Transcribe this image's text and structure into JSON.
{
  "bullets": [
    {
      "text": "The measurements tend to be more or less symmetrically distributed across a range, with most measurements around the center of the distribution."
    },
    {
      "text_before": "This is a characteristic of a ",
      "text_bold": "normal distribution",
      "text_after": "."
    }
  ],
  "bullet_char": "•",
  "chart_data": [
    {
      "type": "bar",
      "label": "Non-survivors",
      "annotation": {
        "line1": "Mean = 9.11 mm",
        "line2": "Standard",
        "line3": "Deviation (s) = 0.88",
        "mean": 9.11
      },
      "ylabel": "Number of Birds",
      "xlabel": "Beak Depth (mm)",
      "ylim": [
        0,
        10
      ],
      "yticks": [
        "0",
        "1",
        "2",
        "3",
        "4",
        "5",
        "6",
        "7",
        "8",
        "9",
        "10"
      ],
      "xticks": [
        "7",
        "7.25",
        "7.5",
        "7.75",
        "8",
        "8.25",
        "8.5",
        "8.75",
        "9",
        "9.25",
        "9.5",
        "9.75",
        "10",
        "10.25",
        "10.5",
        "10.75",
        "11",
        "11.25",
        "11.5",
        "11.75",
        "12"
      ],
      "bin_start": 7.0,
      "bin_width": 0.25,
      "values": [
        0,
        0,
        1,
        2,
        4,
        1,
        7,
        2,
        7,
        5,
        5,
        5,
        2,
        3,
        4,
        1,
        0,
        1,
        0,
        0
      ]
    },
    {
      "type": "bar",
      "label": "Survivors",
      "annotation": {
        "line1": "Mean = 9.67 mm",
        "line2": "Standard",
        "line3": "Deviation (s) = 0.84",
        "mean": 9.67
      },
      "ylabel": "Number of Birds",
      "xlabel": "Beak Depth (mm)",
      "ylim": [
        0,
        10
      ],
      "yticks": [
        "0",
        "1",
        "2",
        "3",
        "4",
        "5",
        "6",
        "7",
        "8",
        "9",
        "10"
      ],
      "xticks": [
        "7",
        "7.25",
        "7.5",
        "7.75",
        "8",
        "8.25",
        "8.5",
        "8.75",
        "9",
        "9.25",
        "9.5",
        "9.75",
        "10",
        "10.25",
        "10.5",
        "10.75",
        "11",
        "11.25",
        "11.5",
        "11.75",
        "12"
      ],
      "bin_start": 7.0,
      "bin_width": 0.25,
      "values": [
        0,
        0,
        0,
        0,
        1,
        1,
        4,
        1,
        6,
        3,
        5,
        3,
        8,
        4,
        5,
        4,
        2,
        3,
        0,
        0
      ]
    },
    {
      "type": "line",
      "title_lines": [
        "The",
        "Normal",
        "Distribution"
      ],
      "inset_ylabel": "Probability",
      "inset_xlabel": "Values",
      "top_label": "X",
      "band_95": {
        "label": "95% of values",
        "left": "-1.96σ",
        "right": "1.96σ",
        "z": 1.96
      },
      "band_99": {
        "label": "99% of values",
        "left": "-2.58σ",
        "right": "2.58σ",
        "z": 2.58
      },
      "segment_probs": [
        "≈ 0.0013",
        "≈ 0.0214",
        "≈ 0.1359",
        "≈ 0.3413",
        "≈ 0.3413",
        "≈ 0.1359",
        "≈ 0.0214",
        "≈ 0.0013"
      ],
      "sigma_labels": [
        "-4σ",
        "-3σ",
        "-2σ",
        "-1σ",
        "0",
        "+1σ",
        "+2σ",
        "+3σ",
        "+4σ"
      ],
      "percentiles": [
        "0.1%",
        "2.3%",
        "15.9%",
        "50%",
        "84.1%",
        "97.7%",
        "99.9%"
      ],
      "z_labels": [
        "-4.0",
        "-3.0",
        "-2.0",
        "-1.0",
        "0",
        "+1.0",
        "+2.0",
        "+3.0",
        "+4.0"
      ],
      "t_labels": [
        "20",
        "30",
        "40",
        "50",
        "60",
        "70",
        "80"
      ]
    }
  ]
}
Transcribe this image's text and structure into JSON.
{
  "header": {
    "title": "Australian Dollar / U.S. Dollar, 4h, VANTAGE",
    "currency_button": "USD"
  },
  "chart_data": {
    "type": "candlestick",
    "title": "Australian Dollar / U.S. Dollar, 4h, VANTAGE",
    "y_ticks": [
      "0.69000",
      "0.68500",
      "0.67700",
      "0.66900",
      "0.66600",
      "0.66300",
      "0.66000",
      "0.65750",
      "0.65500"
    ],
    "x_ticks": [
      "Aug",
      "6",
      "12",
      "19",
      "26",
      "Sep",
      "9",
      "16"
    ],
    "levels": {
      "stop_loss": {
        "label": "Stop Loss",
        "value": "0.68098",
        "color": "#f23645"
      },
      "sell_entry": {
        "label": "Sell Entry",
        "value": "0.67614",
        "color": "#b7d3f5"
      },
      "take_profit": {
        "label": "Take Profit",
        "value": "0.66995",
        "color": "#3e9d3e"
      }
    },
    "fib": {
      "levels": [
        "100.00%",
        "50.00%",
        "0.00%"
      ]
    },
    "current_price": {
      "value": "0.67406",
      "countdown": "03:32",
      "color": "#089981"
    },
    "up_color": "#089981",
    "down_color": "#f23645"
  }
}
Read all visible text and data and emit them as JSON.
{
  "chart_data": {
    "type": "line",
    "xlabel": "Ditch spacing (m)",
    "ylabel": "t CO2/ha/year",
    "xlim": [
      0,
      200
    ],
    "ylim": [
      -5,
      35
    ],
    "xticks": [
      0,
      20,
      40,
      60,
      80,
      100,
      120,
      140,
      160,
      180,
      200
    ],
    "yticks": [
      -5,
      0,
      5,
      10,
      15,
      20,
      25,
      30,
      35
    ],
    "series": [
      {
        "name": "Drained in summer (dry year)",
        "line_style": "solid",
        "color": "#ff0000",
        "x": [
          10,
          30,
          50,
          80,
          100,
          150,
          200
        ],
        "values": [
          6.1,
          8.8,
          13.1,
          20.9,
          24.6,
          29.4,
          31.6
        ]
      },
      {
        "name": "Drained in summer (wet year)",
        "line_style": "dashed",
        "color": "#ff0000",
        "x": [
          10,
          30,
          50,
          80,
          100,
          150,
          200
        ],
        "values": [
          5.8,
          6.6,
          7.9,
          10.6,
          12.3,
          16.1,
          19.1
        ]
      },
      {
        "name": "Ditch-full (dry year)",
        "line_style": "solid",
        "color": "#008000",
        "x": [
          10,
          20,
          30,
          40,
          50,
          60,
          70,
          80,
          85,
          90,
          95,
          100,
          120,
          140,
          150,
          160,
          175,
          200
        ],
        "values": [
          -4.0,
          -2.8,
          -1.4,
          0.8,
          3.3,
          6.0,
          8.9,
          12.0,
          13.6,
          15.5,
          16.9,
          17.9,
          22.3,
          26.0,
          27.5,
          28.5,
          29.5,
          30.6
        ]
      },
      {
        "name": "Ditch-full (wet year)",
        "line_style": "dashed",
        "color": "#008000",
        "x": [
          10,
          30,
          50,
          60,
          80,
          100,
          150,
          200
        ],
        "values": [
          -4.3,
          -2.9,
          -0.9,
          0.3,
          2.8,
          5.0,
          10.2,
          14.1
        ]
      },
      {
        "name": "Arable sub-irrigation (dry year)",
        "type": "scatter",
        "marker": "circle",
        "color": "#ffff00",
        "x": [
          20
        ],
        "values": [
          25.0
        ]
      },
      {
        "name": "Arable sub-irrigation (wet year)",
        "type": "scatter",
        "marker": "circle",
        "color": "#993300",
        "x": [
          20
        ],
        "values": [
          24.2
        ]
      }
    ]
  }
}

→ Task instructions: Each line holding "summer" must be found and copied.

→ Task response:
        "name": "Drained in summer (dry year)",
        "name": "Drained in summer (wet year)",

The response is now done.